== MATERIAL FOR THE TASK
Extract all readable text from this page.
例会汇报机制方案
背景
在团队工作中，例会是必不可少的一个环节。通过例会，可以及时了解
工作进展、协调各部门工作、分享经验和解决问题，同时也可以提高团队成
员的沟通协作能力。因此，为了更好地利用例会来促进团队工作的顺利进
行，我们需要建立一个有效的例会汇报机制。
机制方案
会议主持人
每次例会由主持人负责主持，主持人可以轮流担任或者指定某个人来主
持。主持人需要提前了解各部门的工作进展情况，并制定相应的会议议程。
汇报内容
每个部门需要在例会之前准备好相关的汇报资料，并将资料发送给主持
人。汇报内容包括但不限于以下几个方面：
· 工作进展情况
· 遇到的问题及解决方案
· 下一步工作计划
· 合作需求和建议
====
== MATERIAL FOR THE TASK
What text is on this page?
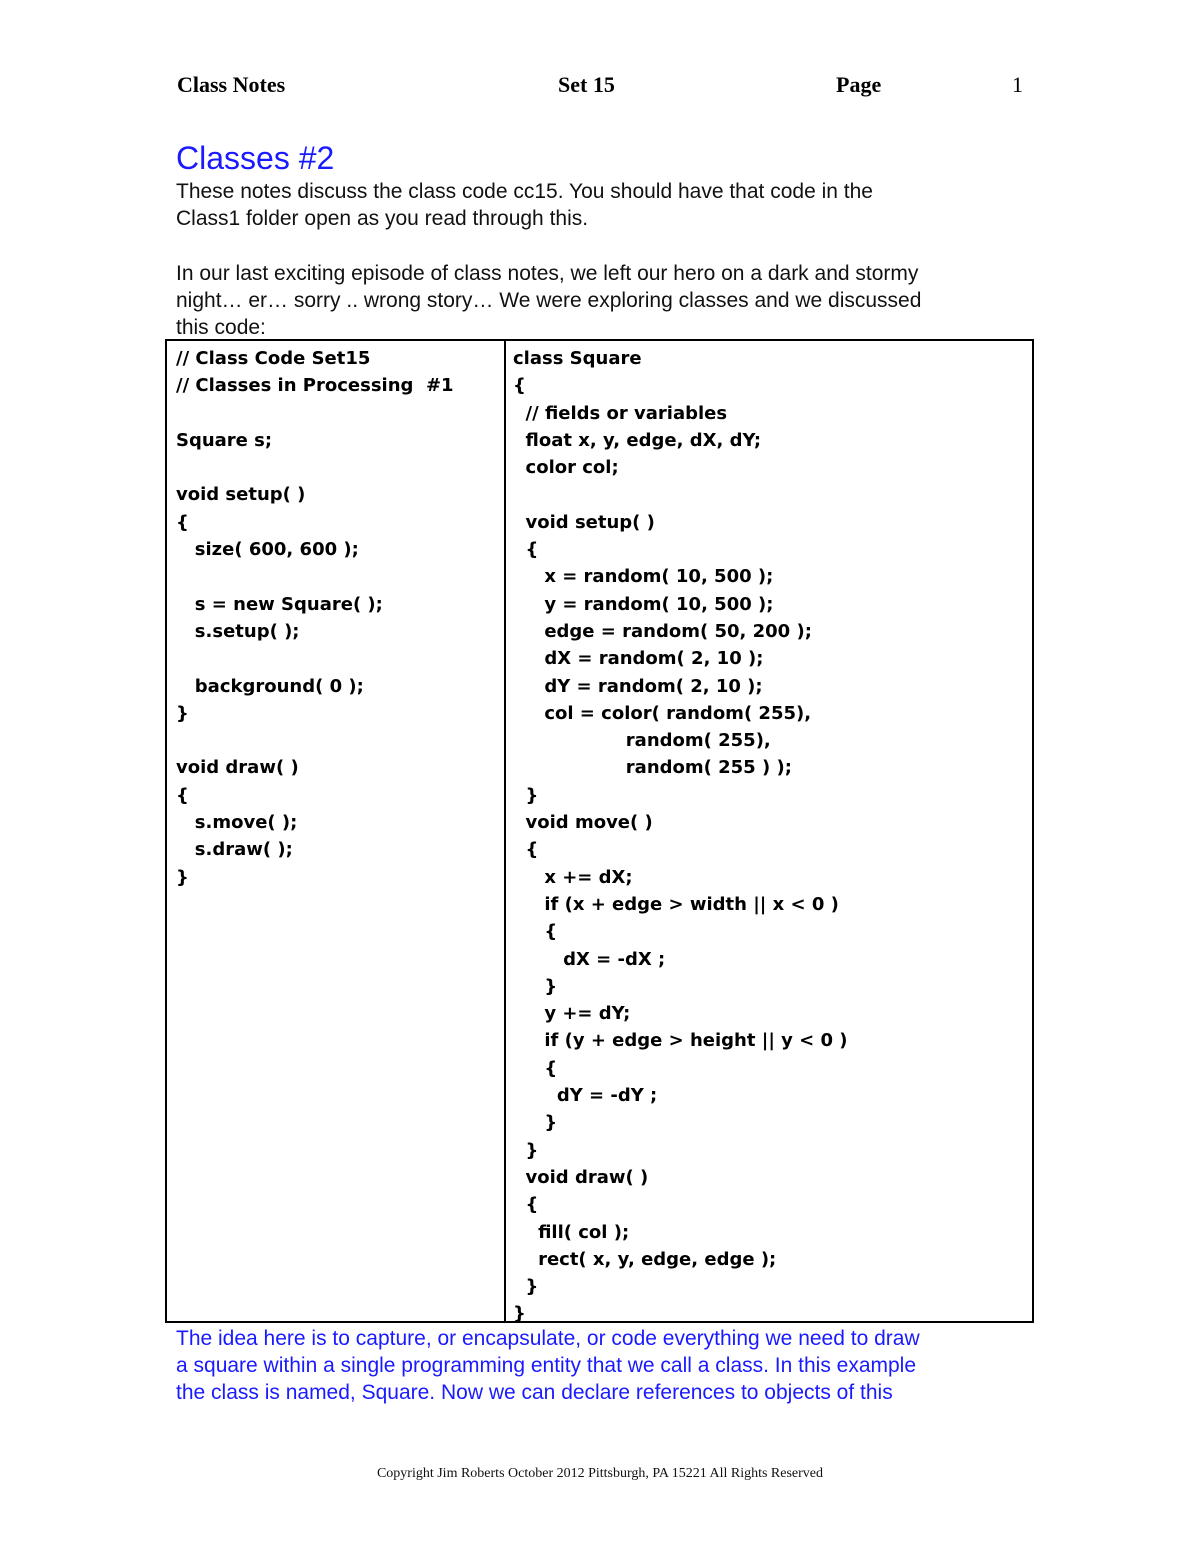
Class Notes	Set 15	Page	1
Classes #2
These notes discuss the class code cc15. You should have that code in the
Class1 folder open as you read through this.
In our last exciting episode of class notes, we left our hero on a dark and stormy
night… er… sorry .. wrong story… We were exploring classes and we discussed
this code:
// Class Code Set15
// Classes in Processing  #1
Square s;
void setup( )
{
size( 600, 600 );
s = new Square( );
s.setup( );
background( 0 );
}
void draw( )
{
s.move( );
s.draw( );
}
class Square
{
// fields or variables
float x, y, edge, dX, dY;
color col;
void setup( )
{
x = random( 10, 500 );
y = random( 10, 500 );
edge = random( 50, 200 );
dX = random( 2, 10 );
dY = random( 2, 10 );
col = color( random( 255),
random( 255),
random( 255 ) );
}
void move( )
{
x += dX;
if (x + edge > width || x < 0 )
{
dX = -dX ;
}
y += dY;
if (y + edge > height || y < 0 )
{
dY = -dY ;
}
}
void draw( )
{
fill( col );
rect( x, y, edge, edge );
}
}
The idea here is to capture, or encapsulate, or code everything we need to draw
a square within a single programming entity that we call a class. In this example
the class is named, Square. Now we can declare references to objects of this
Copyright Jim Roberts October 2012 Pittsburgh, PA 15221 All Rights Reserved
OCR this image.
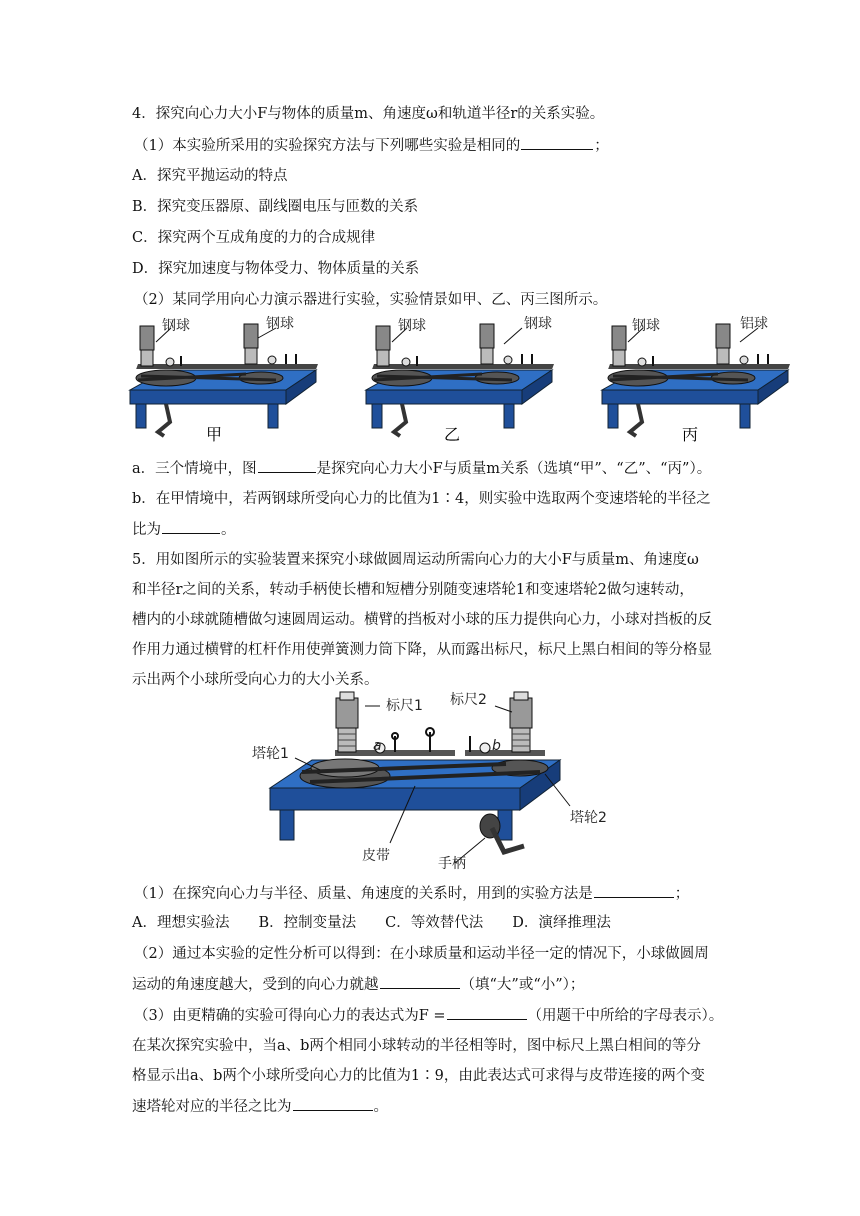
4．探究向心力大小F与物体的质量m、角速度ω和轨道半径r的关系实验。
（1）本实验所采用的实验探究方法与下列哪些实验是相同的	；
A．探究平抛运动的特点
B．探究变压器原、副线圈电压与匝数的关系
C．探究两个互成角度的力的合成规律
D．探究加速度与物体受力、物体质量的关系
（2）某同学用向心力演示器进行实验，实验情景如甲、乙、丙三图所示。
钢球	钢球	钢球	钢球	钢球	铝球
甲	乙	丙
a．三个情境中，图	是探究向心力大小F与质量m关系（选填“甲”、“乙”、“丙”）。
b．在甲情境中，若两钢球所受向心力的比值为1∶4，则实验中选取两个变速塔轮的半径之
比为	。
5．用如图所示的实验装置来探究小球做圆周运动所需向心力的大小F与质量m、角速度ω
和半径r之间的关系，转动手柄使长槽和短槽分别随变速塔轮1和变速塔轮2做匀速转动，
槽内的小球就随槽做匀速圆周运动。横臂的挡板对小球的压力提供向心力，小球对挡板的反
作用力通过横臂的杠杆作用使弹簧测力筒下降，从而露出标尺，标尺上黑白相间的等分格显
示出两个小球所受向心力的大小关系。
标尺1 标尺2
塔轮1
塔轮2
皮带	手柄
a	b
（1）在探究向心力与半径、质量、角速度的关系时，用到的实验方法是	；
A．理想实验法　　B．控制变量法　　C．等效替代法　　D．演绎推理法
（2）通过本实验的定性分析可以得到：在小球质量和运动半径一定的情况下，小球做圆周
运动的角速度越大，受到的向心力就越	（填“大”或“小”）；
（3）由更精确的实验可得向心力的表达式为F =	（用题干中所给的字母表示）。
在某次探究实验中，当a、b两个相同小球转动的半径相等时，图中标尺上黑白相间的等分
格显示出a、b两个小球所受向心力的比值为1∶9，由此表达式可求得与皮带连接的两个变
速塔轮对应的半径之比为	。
====
== MATERIAL FOR THE TASK
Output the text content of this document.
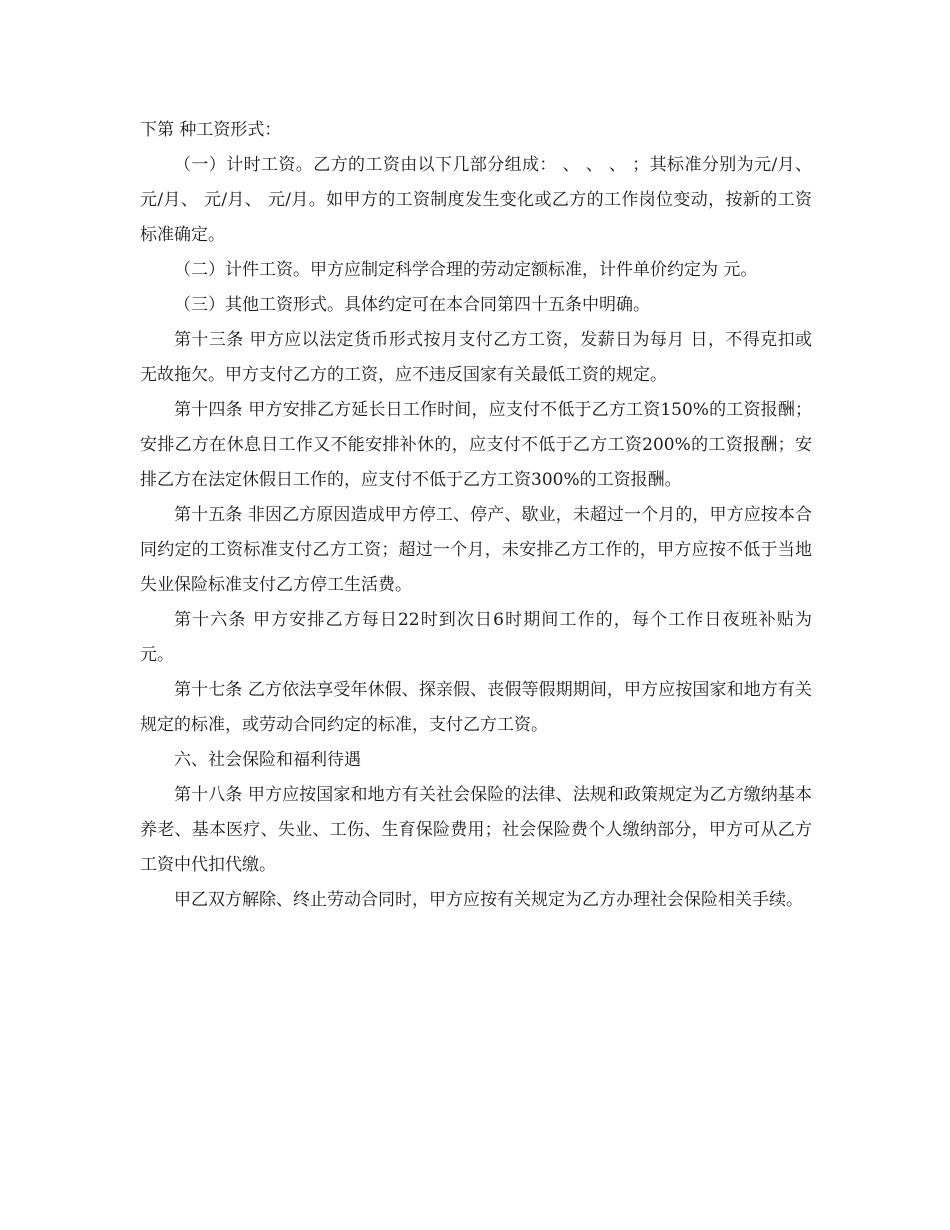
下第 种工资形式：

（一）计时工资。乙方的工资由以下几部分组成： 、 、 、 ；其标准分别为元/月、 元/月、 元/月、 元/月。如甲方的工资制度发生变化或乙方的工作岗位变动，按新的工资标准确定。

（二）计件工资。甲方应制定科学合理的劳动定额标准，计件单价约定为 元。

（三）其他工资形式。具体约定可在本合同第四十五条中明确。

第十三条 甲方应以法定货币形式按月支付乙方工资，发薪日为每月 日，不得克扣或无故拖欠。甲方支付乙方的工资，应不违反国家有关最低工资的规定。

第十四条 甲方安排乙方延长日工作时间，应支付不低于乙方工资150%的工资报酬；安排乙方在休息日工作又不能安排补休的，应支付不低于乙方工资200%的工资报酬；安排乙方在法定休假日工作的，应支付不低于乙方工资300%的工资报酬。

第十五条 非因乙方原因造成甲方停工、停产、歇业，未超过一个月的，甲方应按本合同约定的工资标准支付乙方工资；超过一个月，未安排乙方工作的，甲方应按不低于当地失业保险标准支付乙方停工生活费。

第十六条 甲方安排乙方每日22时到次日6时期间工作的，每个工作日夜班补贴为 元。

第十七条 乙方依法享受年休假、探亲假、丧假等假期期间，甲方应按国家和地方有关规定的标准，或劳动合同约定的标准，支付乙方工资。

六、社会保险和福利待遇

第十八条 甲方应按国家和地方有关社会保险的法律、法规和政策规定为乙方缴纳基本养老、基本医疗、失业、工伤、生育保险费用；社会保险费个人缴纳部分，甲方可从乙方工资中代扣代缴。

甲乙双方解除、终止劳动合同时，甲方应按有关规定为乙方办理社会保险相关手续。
====
> _PROBLEM TO WORK ON_: Look through the records above and report how many lines hold the word "that", giving only the number.

> _EXPECTED ANSWER_: 2